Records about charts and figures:
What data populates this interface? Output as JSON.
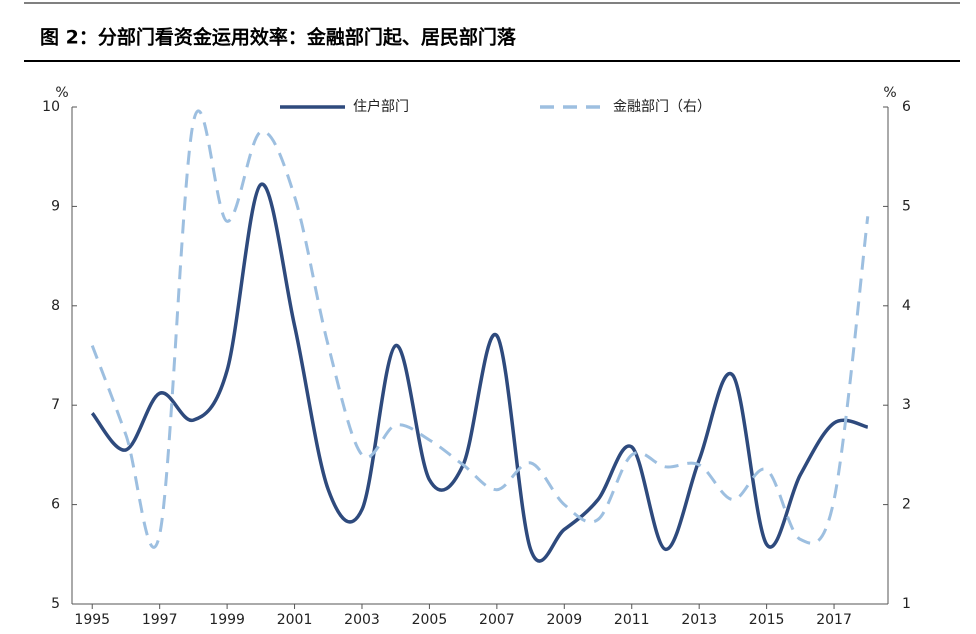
{
  "chart_data": {
    "type": "line",
    "title": "图 2：分部门看资金运用效率：金融部门起、居民部门落",
    "y_unit": "%",
    "y2_unit": "%",
    "x": [
      1995,
      1996,
      1997,
      1998,
      1999,
      2000,
      2001,
      2002,
      2003,
      2004,
      2005,
      2006,
      2007,
      2008,
      2009,
      2010,
      2011,
      2012,
      2013,
      2014,
      2015,
      2016,
      2017,
      2018
    ],
    "xlim": [
      1994.4,
      2018.6
    ],
    "xticks": [
      1995,
      1997,
      1999,
      2001,
      2003,
      2005,
      2007,
      2009,
      2011,
      2013,
      2015,
      2017
    ],
    "ylim": [
      5,
      10
    ],
    "yticks": [
      5,
      6,
      7,
      8,
      9,
      10
    ],
    "y2lim": [
      1,
      6
    ],
    "y2ticks": [
      1,
      2,
      3,
      4,
      5,
      6
    ],
    "series": [
      {
        "name": "住户部门",
        "color": "#2e4a7d",
        "style": "solid",
        "values": [
          6.92,
          6.55,
          7.12,
          6.85,
          7.35,
          9.22,
          7.8,
          6.15,
          5.95,
          7.6,
          6.25,
          6.4,
          7.7,
          5.55,
          5.75,
          6.05,
          6.58,
          5.55,
          6.45,
          7.3,
          5.6,
          6.3,
          6.82,
          6.78
        ]
      },
      {
        "name": "金融部门（右）",
        "color": "#9dbfe0",
        "style": "dashed",
        "axis": "y2",
        "values": [
          3.6,
          2.7,
          1.7,
          5.85,
          4.85,
          5.75,
          5.1,
          3.6,
          2.5,
          2.8,
          2.65,
          2.4,
          2.15,
          2.42,
          2.0,
          1.85,
          2.5,
          2.38,
          2.4,
          2.05,
          2.35,
          1.65,
          2.05,
          4.9
        ]
      }
    ]
  }
}
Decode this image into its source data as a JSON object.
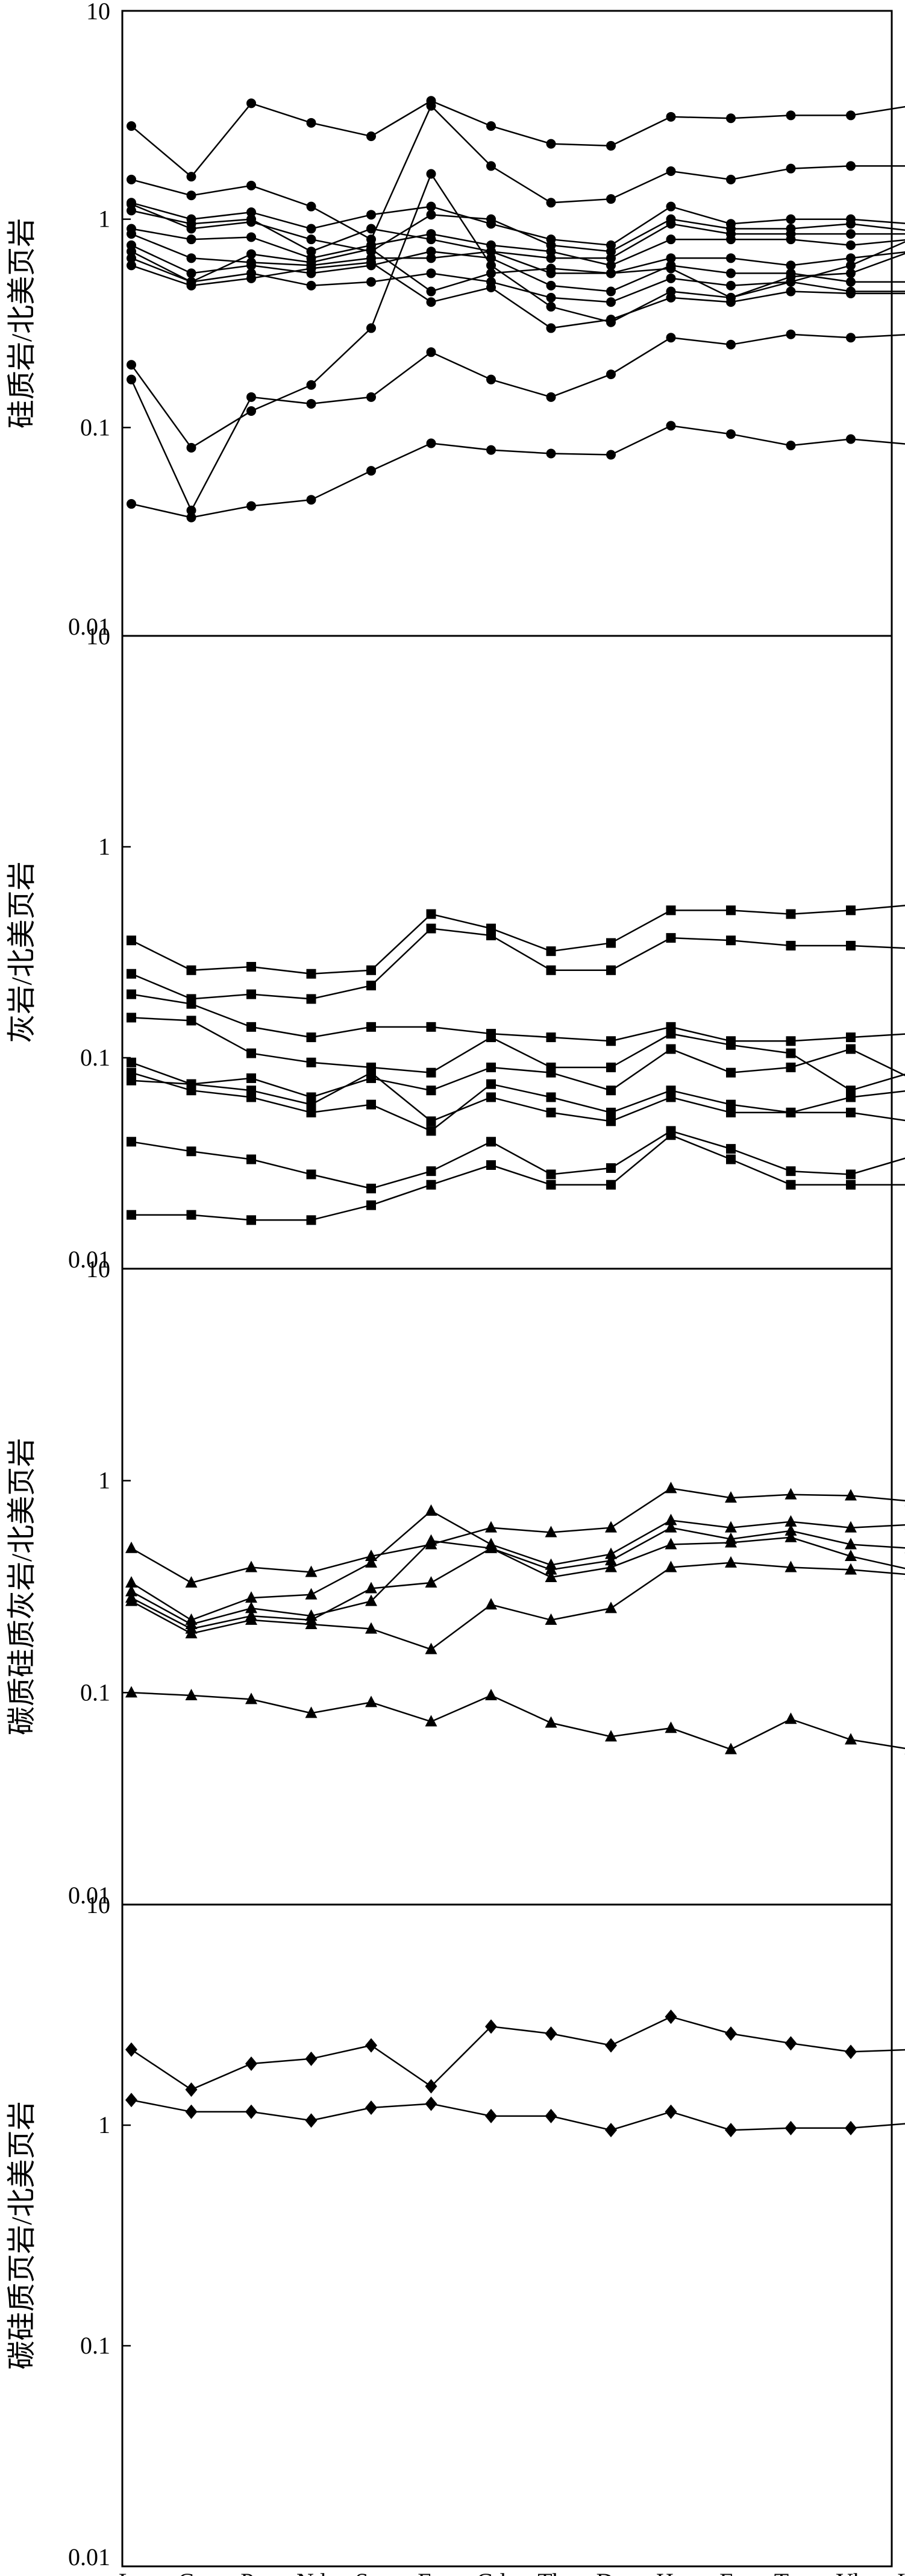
{
  "x_categories": [
    "La",
    "Ce",
    "Pr",
    "Nd",
    "Sm",
    "Eu",
    "Gd",
    "Tb",
    "Dy",
    "Ho",
    "Er",
    "Tm",
    "Yb",
    "Lu"
  ],
  "chart_data": [
    {
      "type": "line",
      "scale": "log",
      "marker": "circle",
      "ylabel": "硅质岩/北美页岩",
      "ylim": [
        0.01,
        10
      ],
      "yticks": [
        "10",
        "1",
        "0.1",
        "0.01"
      ],
      "categories": [
        "La",
        "Ce",
        "Pr",
        "Nd",
        "Sm",
        "Eu",
        "Gd",
        "Tb",
        "Dy",
        "Ho",
        "Er",
        "Tm",
        "Yb",
        "Lu"
      ],
      "series": [
        {
          "values": [
            2.8,
            1.6,
            3.6,
            2.9,
            2.5,
            3.7,
            2.8,
            2.3,
            2.25,
            3.1,
            3.05,
            3.15,
            3.15,
            3.5
          ]
        },
        {
          "values": [
            1.55,
            1.3,
            1.45,
            1.15,
            0.8,
            3.5,
            1.8,
            1.2,
            1.25,
            1.7,
            1.55,
            1.75,
            1.8,
            1.8
          ]
        },
        {
          "values": [
            1.2,
            1.0,
            1.08,
            0.9,
            1.05,
            1.15,
            0.95,
            0.8,
            0.75,
            1.15,
            0.95,
            1.0,
            1.0,
            0.95
          ]
        },
        {
          "values": [
            1.18,
            0.9,
            0.97,
            0.8,
            0.7,
            1.05,
            1.0,
            0.75,
            0.7,
            1.0,
            0.9,
            0.9,
            0.95,
            0.88
          ]
        },
        {
          "values": [
            1.1,
            0.95,
            1.0,
            0.7,
            0.9,
            0.8,
            0.7,
            0.65,
            0.65,
            0.95,
            0.85,
            0.85,
            0.85,
            0.85
          ]
        },
        {
          "values": [
            0.9,
            0.8,
            0.82,
            0.65,
            0.75,
            0.85,
            0.75,
            0.7,
            0.6,
            0.8,
            0.8,
            0.8,
            0.75,
            0.8
          ]
        },
        {
          "values": [
            0.85,
            0.65,
            0.62,
            0.6,
            0.65,
            0.65,
            0.7,
            0.55,
            0.55,
            0.65,
            0.65,
            0.6,
            0.65,
            0.7
          ]
        },
        {
          "values": [
            0.75,
            0.55,
            0.6,
            0.55,
            0.6,
            0.7,
            0.65,
            0.48,
            0.45,
            0.6,
            0.55,
            0.55,
            0.5,
            0.5
          ]
        },
        {
          "values": [
            0.7,
            0.5,
            0.55,
            0.48,
            0.5,
            0.55,
            0.5,
            0.42,
            0.4,
            0.52,
            0.48,
            0.5,
            0.45,
            0.45
          ]
        },
        {
          "values": [
            0.6,
            0.48,
            0.52,
            0.58,
            0.62,
            0.4,
            0.47,
            0.3,
            0.33,
            0.42,
            0.4,
            0.45,
            0.44,
            0.44
          ]
        },
        {
          "values": [
            0.65,
            0.5,
            0.68,
            0.62,
            0.72,
            0.45,
            0.55,
            0.58,
            0.55,
            0.58,
            0.42,
            0.53,
            0.55,
            0.7
          ]
        },
        {
          "values": [
            0.2,
            0.08,
            0.12,
            0.16,
            0.3,
            1.65,
            0.6,
            0.38,
            0.32,
            0.45,
            0.42,
            0.5,
            0.6,
            0.8
          ]
        },
        {
          "values": [
            0.17,
            0.04,
            0.14,
            0.13,
            0.14,
            0.23,
            0.17,
            0.14,
            0.18,
            0.27,
            0.25,
            0.28,
            0.27,
            0.28
          ]
        },
        {
          "values": [
            0.043,
            0.037,
            0.042,
            0.045,
            0.062,
            0.084,
            0.078,
            0.075,
            0.074,
            0.102,
            0.093,
            0.082,
            0.088,
            0.083
          ]
        }
      ]
    },
    {
      "type": "line",
      "scale": "log",
      "marker": "square",
      "ylabel": "灰岩/北美页岩",
      "ylim": [
        0.01,
        10
      ],
      "yticks": [
        "10",
        "1",
        "0.1",
        "0.01"
      ],
      "categories": [
        "La",
        "Ce",
        "Pr",
        "Nd",
        "Sm",
        "Eu",
        "Gd",
        "Tb",
        "Dy",
        "Ho",
        "Er",
        "Tm",
        "Yb",
        "Lu"
      ],
      "series": [
        {
          "values": [
            0.36,
            0.26,
            0.27,
            0.25,
            0.26,
            0.48,
            0.41,
            0.32,
            0.35,
            0.5,
            0.5,
            0.48,
            0.5,
            0.53
          ]
        },
        {
          "values": [
            0.25,
            0.19,
            0.2,
            0.19,
            0.22,
            0.41,
            0.38,
            0.26,
            0.26,
            0.37,
            0.36,
            0.34,
            0.34,
            0.33
          ]
        },
        {
          "values": [
            0.2,
            0.18,
            0.14,
            0.125,
            0.14,
            0.14,
            0.13,
            0.125,
            0.12,
            0.14,
            0.12,
            0.12,
            0.125,
            0.13
          ]
        },
        {
          "values": [
            0.155,
            0.15,
            0.105,
            0.095,
            0.09,
            0.085,
            0.125,
            0.09,
            0.09,
            0.13,
            0.115,
            0.105,
            0.07,
            0.085
          ]
        },
        {
          "values": [
            0.095,
            0.075,
            0.08,
            0.065,
            0.08,
            0.07,
            0.09,
            0.085,
            0.07,
            0.11,
            0.085,
            0.09,
            0.11,
            0.08
          ]
        },
        {
          "values": [
            0.085,
            0.07,
            0.065,
            0.055,
            0.06,
            0.045,
            0.075,
            0.065,
            0.055,
            0.07,
            0.06,
            0.055,
            0.065,
            0.07
          ]
        },
        {
          "values": [
            0.078,
            0.075,
            0.07,
            0.06,
            0.085,
            0.05,
            0.065,
            0.055,
            0.05,
            0.065,
            0.055,
            0.055,
            0.055,
            0.05
          ]
        },
        {
          "values": [
            0.04,
            0.036,
            0.033,
            0.028,
            0.024,
            0.029,
            0.04,
            0.028,
            0.03,
            0.045,
            0.037,
            0.029,
            0.028,
            0.034
          ]
        },
        {
          "values": [
            0.018,
            0.018,
            0.017,
            0.017,
            0.02,
            0.025,
            0.031,
            0.025,
            0.025,
            0.043,
            0.033,
            0.025,
            0.025,
            0.025
          ]
        }
      ]
    },
    {
      "type": "line",
      "scale": "log",
      "marker": "triangle",
      "ylabel": "碳质硅质灰岩/北美页岩",
      "ylim": [
        0.01,
        10
      ],
      "yticks": [
        "10",
        "1",
        "0.1",
        "0.01"
      ],
      "categories": [
        "La",
        "Ce",
        "Pr",
        "Nd",
        "Sm",
        "Eu",
        "Gd",
        "Tb",
        "Dy",
        "Ho",
        "Er",
        "Tm",
        "Yb",
        "Lu"
      ],
      "series": [
        {
          "values": [
            0.48,
            0.33,
            0.39,
            0.37,
            0.44,
            0.5,
            0.6,
            0.57,
            0.6,
            0.92,
            0.83,
            0.86,
            0.85,
            0.8
          ]
        },
        {
          "values": [
            0.33,
            0.22,
            0.28,
            0.29,
            0.41,
            0.72,
            0.5,
            0.4,
            0.45,
            0.65,
            0.6,
            0.64,
            0.6,
            0.62
          ]
        },
        {
          "values": [
            0.3,
            0.21,
            0.25,
            0.23,
            0.27,
            0.52,
            0.48,
            0.38,
            0.42,
            0.6,
            0.53,
            0.58,
            0.5,
            0.48
          ]
        },
        {
          "values": [
            0.28,
            0.2,
            0.23,
            0.22,
            0.31,
            0.33,
            0.48,
            0.35,
            0.39,
            0.5,
            0.51,
            0.54,
            0.44,
            0.38
          ]
        },
        {
          "values": [
            0.27,
            0.19,
            0.22,
            0.21,
            0.2,
            0.16,
            0.26,
            0.22,
            0.25,
            0.39,
            0.41,
            0.39,
            0.38,
            0.36
          ]
        },
        {
          "values": [
            0.1,
            0.097,
            0.093,
            0.08,
            0.09,
            0.073,
            0.097,
            0.072,
            0.062,
            0.068,
            0.054,
            0.075,
            0.06,
            0.054
          ]
        }
      ]
    },
    {
      "type": "line",
      "scale": "log",
      "marker": "diamond",
      "ylabel": "碳硅质页岩/北美页岩",
      "ylim": [
        0.01,
        10
      ],
      "yticks": [
        "10",
        "1",
        "0.1",
        "0.01"
      ],
      "categories": [
        "La",
        "Ce",
        "Pr",
        "Nd",
        "Sm",
        "Eu",
        "Gd",
        "Tb",
        "Dy",
        "Ho",
        "Er",
        "Tm",
        "Yb",
        "Lu"
      ],
      "series": [
        {
          "values": [
            2.2,
            1.45,
            1.9,
            2.0,
            2.3,
            1.5,
            2.8,
            2.6,
            2.3,
            3.1,
            2.6,
            2.35,
            2.15,
            2.2
          ]
        },
        {
          "values": [
            1.3,
            1.15,
            1.15,
            1.05,
            1.2,
            1.25,
            1.1,
            1.1,
            0.95,
            1.15,
            0.95,
            0.97,
            0.97,
            1.02
          ]
        }
      ]
    }
  ]
}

> What is asked:
All lines above with "marker" in them should be returned.

> Answer for the task:
      "marker": "circle",
      "marker": "square",
      "marker": "triangle",
      "marker": "diamond",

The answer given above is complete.